··· Material for the task

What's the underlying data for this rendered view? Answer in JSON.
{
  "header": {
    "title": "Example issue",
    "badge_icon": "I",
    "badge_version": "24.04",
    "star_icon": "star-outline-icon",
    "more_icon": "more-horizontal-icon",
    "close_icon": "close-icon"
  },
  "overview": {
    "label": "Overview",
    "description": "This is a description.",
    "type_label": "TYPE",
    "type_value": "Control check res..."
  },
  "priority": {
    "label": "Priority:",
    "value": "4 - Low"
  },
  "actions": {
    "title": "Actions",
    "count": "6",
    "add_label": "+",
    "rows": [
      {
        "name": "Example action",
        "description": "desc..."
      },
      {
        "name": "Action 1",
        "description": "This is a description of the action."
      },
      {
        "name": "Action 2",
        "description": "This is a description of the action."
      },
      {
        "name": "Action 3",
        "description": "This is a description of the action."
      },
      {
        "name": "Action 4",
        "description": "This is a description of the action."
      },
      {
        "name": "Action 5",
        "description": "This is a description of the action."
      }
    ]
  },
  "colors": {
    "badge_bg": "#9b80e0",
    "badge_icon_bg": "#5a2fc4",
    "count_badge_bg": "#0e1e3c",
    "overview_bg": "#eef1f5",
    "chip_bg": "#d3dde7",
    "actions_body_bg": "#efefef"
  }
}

······

What you should do:
Every line of the data above should be reproduced word for word.

Final result:
What's the underlying data for this rendered view? Answer in JSON.
{
  "header": {
    "title": "Example issue",
    "badge_icon": "I",
    "badge_version": "24.04",
    "star_icon": "star-outline-icon",
    "more_icon": "more-horizontal-icon",
    "close_icon": "close-icon"
  },
  "overview": {
    "label": "Overview",
    "description": "This is a description.",
    "type_label": "TYPE",
    "type_value": "Control check res..."
  },
  "priority": {
    "label": "Priority:",
    "value": "4 - Low"
  },
  "actions": {
    "title": "Actions",
    "count": "6",
    "add_label": "+",
    "rows": [
      {
        "name": "Example action",
        "description": "desc..."
      },
      {
        "name": "Action 1",
        "description": "This is a description of the action."
      },
      {
        "name": "Action 2",
        "description": "This is a description of the action."
      },
      {
        "name": "Action 3",
        "description": "This is a description of the action."
      },
      {
        "name": "Action 4",
        "description": "This is a description of the action."
      },
      {
        "name": "Action 5",
        "description": "This is a description of the action."
      }
    ]
  },
  "colors": {
    "badge_bg": "#9b80e0",
    "badge_icon_bg": "#5a2fc4",
    "count_badge_bg": "#0e1e3c",
    "overview_bg": "#eef1f5",
    "chip_bg": "#d3dde7",
    "actions_body_bg": "#efefef"
  }
}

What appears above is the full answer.